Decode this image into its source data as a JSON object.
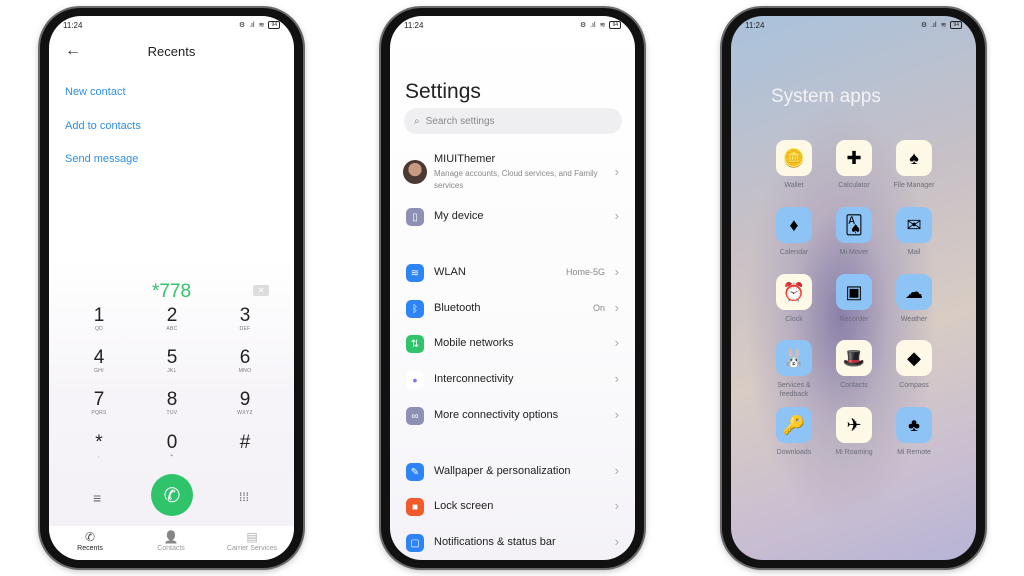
{
  "status": {
    "time": "11:24",
    "battery": "94"
  },
  "dialer": {
    "title": "Recents",
    "actions": [
      "New contact",
      "Add to contacts",
      "Send message"
    ],
    "number": "*778",
    "keys": [
      {
        "d": "1",
        "l": "QD"
      },
      {
        "d": "2",
        "l": "ABC"
      },
      {
        "d": "3",
        "l": "DEF"
      },
      {
        "d": "4",
        "l": "GHI"
      },
      {
        "d": "5",
        "l": "JKL"
      },
      {
        "d": "6",
        "l": "MNO"
      },
      {
        "d": "7",
        "l": "PQRS"
      },
      {
        "d": "8",
        "l": "TUV"
      },
      {
        "d": "9",
        "l": "WXYZ"
      },
      {
        "d": "*",
        "l": ","
      },
      {
        "d": "0",
        "l": "+"
      },
      {
        "d": "#",
        "l": ""
      }
    ],
    "tabs": [
      {
        "label": "Recents",
        "icon": "phone-icon",
        "active": true
      },
      {
        "label": "Contacts",
        "icon": "person-icon",
        "active": false
      },
      {
        "label": "Carrier Services",
        "icon": "store-icon",
        "active": false
      }
    ],
    "accent": "#2fc46a"
  },
  "settings": {
    "title": "Settings",
    "search_placeholder": "Search settings",
    "account": {
      "name": "MIUIThemer",
      "sub": "Manage accounts, Cloud services, and Family services"
    },
    "items": [
      {
        "label": "My device",
        "value": "",
        "icon": "device-icon",
        "color": "#8e8fb5",
        "glyph": "▯"
      },
      {
        "label": "WLAN",
        "value": "Home-5G",
        "icon": "wifi-icon",
        "color": "#2f84f5",
        "glyph": "≋"
      },
      {
        "label": "Bluetooth",
        "value": "On",
        "icon": "bluetooth-icon",
        "color": "#2f84f5",
        "glyph": "ᛒ"
      },
      {
        "label": "Mobile networks",
        "value": "",
        "icon": "mobile-data-icon",
        "color": "#2fc46a",
        "glyph": "⇅"
      },
      {
        "label": "Interconnectivity",
        "value": "",
        "icon": "interconnect-icon",
        "color": "#ffffff",
        "glyph": "•"
      },
      {
        "label": "More connectivity options",
        "value": "",
        "icon": "link-icon",
        "color": "#8e8fb5",
        "glyph": "∞"
      },
      {
        "label": "Wallpaper & personalization",
        "value": "",
        "icon": "wallpaper-icon",
        "color": "#2f84f5",
        "glyph": "✎"
      },
      {
        "label": "Lock screen",
        "value": "",
        "icon": "lock-icon",
        "color": "#f25a2c",
        "glyph": "■"
      },
      {
        "label": "Notifications & status bar",
        "value": "",
        "icon": "notification-icon",
        "color": "#2f84f5",
        "glyph": "▢"
      }
    ]
  },
  "apps": {
    "title": "System apps",
    "items": [
      {
        "label": "Wallet",
        "icon": "wallet-icon",
        "bg": "#fdf9e6",
        "glyph": "🪙"
      },
      {
        "label": "Calculator",
        "icon": "calculator-icon",
        "bg": "#fdf9e6",
        "glyph": "✚"
      },
      {
        "label": "File Manager",
        "icon": "folder-icon",
        "bg": "#fdf9e6",
        "glyph": "♠"
      },
      {
        "label": "Calendar",
        "icon": "calendar-icon",
        "bg": "#8ec3f5",
        "glyph": "♦"
      },
      {
        "label": "Mi Mover",
        "icon": "mi-mover-icon",
        "bg": "#8ec3f5",
        "glyph": "🂡"
      },
      {
        "label": "Mail",
        "icon": "mail-icon",
        "bg": "#8ec3f5",
        "glyph": "✉"
      },
      {
        "label": "Clock",
        "icon": "clock-icon",
        "bg": "#fdf9e6",
        "glyph": "⏰"
      },
      {
        "label": "Recorder",
        "icon": "recorder-icon",
        "bg": "#8ec3f5",
        "glyph": "▣"
      },
      {
        "label": "Weather",
        "icon": "weather-icon",
        "bg": "#8ec3f5",
        "glyph": "☁"
      },
      {
        "label": "Services & feedback",
        "icon": "services-icon",
        "bg": "#8ec3f5",
        "glyph": "🐰"
      },
      {
        "label": "Contacts",
        "icon": "contacts-icon",
        "bg": "#fdf9e6",
        "glyph": "🎩"
      },
      {
        "label": "Compass",
        "icon": "compass-icon",
        "bg": "#fdf9e6",
        "glyph": "◆"
      },
      {
        "label": "Downloads",
        "icon": "downloads-icon",
        "bg": "#8ec3f5",
        "glyph": "🔑"
      },
      {
        "label": "Mi Roaming",
        "icon": "roaming-icon",
        "bg": "#fdf9e6",
        "glyph": "✈"
      },
      {
        "label": "Mi Remote",
        "icon": "remote-icon",
        "bg": "#8ec3f5",
        "glyph": "♣"
      }
    ]
  }
}
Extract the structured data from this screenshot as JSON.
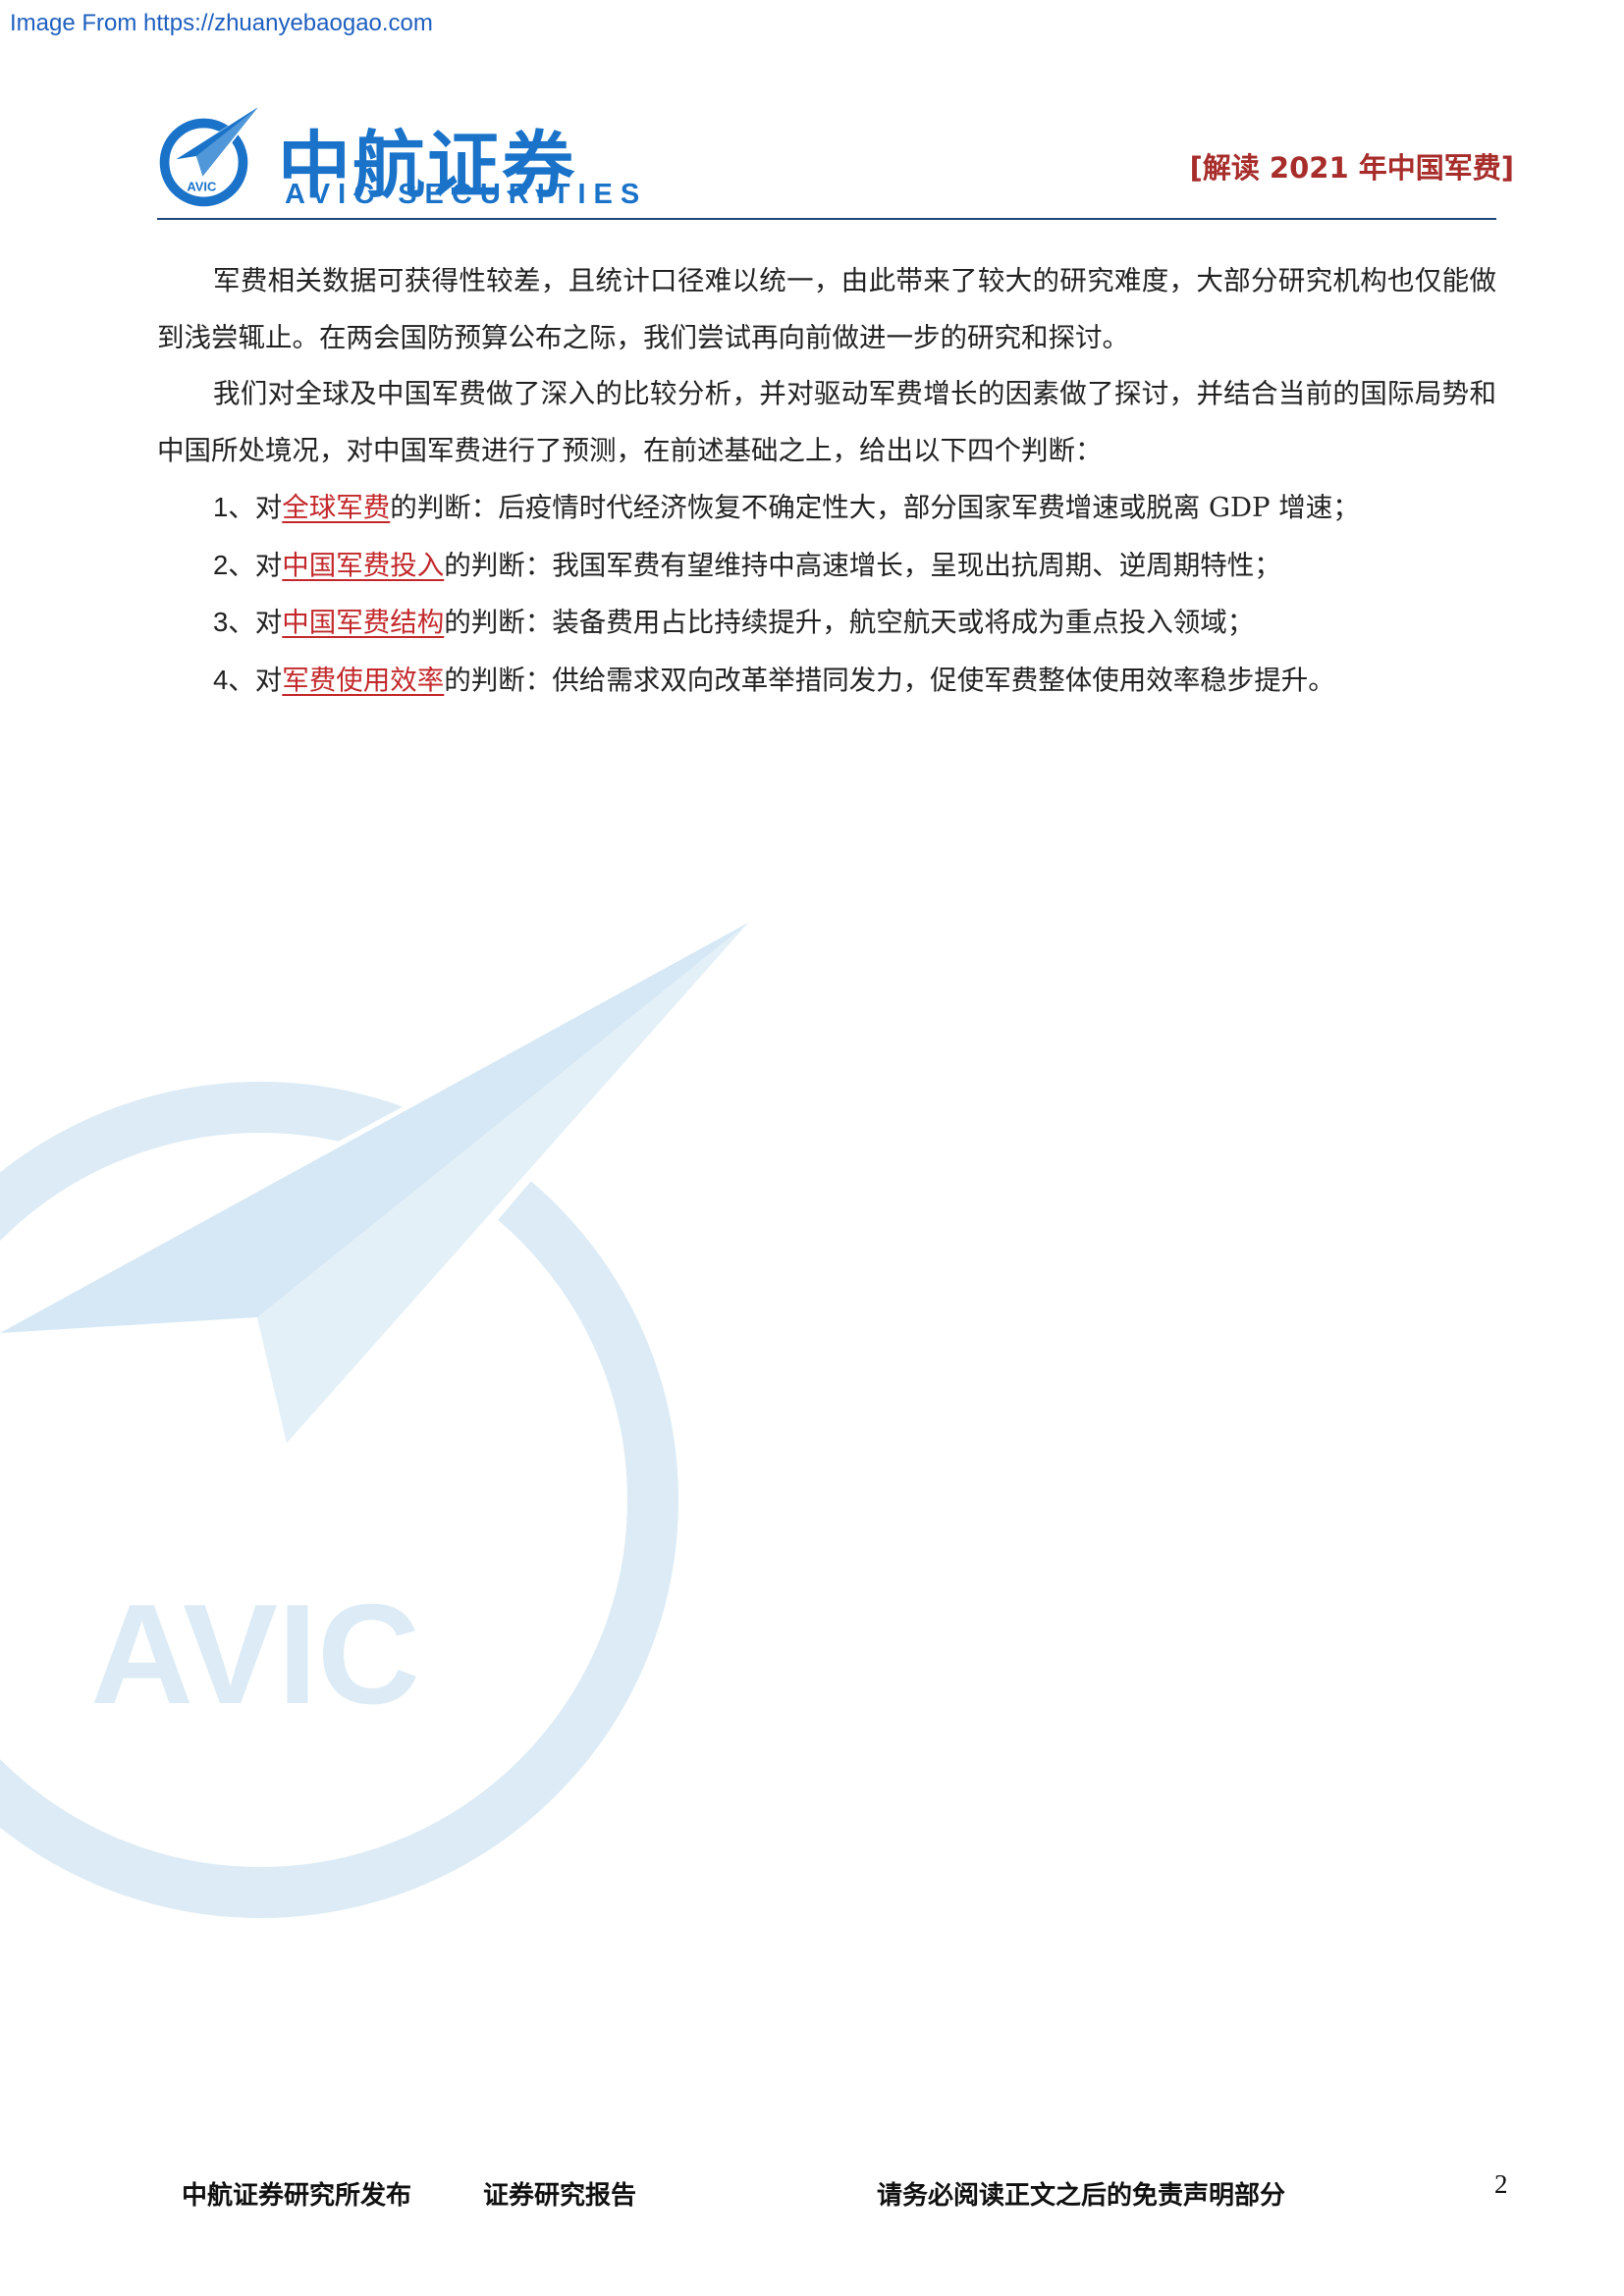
{
  "source_banner": "Image From https://zhuanyebaogao.com",
  "header": {
    "logo_badge": "AVIC",
    "brand_cn": "中航证券",
    "brand_en": "AVIC SECURITIES",
    "report_tag": "[解读 2021 年中国军费]"
  },
  "body": {
    "paragraphs": [
      "军费相关数据可获得性较差，且统计口径难以统一，由此带来了较大的研究难度，大部分研究机构也仅能做到浅尝辄止。在两会国防预算公布之际，我们尝试再向前做进一步的研究和探讨。",
      "我们对全球及中国军费做了深入的比较分析，并对驱动军费增长的因素做了探讨，并结合当前的国际局势和中国所处境况，对中国军费进行了预测，在前述基础之上，给出以下四个判断："
    ],
    "judgments": [
      {
        "num": "1、",
        "prefix": "对",
        "highlight": "全球军费",
        "suffix": "的判断：后疫情时代经济恢复不确定性大，部分国家军费增速或脱离 GDP 增速；"
      },
      {
        "num": "2、",
        "prefix": "对",
        "highlight": "中国军费投入",
        "suffix": "的判断：我国军费有望维持中高速增长，呈现出抗周期、逆周期特性；"
      },
      {
        "num": "3、",
        "prefix": "对",
        "highlight": "中国军费结构",
        "suffix": "的判断：装备费用占比持续提升，航空航天或将成为重点投入领域；"
      },
      {
        "num": "4、",
        "prefix": "对",
        "highlight": "军费使用效率",
        "suffix": "的判断：供给需求双向改革举措同发力，促使军费整体使用效率稳步提升。"
      }
    ]
  },
  "watermark_text": "AVIC",
  "footer": {
    "publisher": "中航证券研究所发布",
    "report_type": "证券研究报告",
    "disclaimer": "请务必阅读正文之后的免责声明部分",
    "page_number": "2"
  },
  "colors": {
    "brand_blue": "#1a73c9",
    "tag_red": "#a72d2b",
    "highlight_red": "#c3282b",
    "watermark_blue": "#dcebf5"
  }
}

════════════════════

To be done: Which lines above contain the word "data"? Copy each of them.

Final answer:
Decode this image into its source data as a JSON object.
        "icon": "mobile-data-icon",
Extract the structured data from this screenshot as JSON.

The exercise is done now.